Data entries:
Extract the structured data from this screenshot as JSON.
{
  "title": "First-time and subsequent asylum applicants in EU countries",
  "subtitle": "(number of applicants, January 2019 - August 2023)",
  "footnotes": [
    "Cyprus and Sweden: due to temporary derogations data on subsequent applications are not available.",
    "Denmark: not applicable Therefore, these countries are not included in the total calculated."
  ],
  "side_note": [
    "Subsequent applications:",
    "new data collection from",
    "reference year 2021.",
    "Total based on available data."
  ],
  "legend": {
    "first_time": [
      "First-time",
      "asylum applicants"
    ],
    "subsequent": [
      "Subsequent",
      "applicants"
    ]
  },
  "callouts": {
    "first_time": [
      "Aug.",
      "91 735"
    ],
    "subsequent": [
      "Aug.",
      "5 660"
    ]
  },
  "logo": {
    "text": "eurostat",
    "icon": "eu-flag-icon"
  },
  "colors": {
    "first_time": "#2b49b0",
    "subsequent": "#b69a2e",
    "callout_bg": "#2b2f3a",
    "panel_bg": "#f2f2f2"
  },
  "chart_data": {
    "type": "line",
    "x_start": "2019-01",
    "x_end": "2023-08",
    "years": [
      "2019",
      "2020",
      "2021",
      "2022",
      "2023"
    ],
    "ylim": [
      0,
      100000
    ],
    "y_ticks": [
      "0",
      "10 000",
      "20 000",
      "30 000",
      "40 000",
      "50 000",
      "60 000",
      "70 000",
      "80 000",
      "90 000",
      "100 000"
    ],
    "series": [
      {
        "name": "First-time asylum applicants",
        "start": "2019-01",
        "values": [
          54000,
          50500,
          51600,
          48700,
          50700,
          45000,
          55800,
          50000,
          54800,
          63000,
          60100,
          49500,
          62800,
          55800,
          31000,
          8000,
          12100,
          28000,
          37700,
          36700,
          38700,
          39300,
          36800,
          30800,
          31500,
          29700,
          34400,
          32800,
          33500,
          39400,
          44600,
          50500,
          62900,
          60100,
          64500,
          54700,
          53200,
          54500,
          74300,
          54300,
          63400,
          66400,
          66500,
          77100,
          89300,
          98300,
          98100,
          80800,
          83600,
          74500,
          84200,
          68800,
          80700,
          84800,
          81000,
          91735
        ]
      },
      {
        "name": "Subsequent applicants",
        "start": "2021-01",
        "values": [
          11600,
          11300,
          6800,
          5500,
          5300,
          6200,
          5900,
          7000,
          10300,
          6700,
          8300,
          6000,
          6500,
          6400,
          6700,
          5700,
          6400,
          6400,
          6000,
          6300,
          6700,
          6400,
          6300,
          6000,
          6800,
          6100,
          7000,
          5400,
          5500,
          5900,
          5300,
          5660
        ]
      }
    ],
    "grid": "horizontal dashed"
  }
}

GIVEN PROBLEM: Transcribe every entry exactly, omitting nothing.

WRITTEN SOLUTION:
Extract the structured data from this screenshot as JSON.
{
  "title": "First-time and subsequent asylum applicants in EU countries",
  "subtitle": "(number of applicants, January 2019 - August 2023)",
  "footnotes": [
    "Cyprus and Sweden: due to temporary derogations data on subsequent applications are not available.",
    "Denmark: not applicable Therefore, these countries are not included in the total calculated."
  ],
  "side_note": [
    "Subsequent applications:",
    "new data collection from",
    "reference year 2021.",
    "Total based on available data."
  ],
  "legend": {
    "first_time": [
      "First-time",
      "asylum applicants"
    ],
    "subsequent": [
      "Subsequent",
      "applicants"
    ]
  },
  "callouts": {
    "first_time": [
      "Aug.",
      "91 735"
    ],
    "subsequent": [
      "Aug.",
      "5 660"
    ]
  },
  "logo": {
    "text": "eurostat",
    "icon": "eu-flag-icon"
  },
  "colors": {
    "first_time": "#2b49b0",
    "subsequent": "#b69a2e",
    "callout_bg": "#2b2f3a",
    "panel_bg": "#f2f2f2"
  },
  "chart_data": {
    "type": "line",
    "x_start": "2019-01",
    "x_end": "2023-08",
    "years": [
      "2019",
      "2020",
      "2021",
      "2022",
      "2023"
    ],
    "ylim": [
      0,
      100000
    ],
    "y_ticks": [
      "0",
      "10 000",
      "20 000",
      "30 000",
      "40 000",
      "50 000",
      "60 000",
      "70 000",
      "80 000",
      "90 000",
      "100 000"
    ],
    "series": [
      {
        "name": "First-time asylum applicants",
        "start": "2019-01",
        "values": [
          54000,
          50500,
          51600,
          48700,
          50700,
          45000,
          55800,
          50000,
          54800,
          63000,
          60100,
          49500,
          62800,
          55800,
          31000,
          8000,
          12100,
          28000,
          37700,
          36700,
          38700,
          39300,
          36800,
          30800,
          31500,
          29700,
          34400,
          32800,
          33500,
          39400,
          44600,
          50500,
          62900,
          60100,
          64500,
          54700,
          53200,
          54500,
          74300,
          54300,
          63400,
          66400,
          66500,
          77100,
          89300,
          98300,
          98100,
          80800,
          83600,
          74500,
          84200,
          68800,
          80700,
          84800,
          81000,
          91735
        ]
      },
      {
        "name": "Subsequent applicants",
        "start": "2021-01",
        "values": [
          11600,
          11300,
          6800,
          5500,
          5300,
          6200,
          5900,
          7000,
          10300,
          6700,
          8300,
          6000,
          6500,
          6400,
          6700,
          5700,
          6400,
          6400,
          6000,
          6300,
          6700,
          6400,
          6300,
          6000,
          6800,
          6100,
          7000,
          5400,
          5500,
          5900,
          5300,
          5660
        ]
      }
    ],
    "grid": "horizontal dashed"
  }
}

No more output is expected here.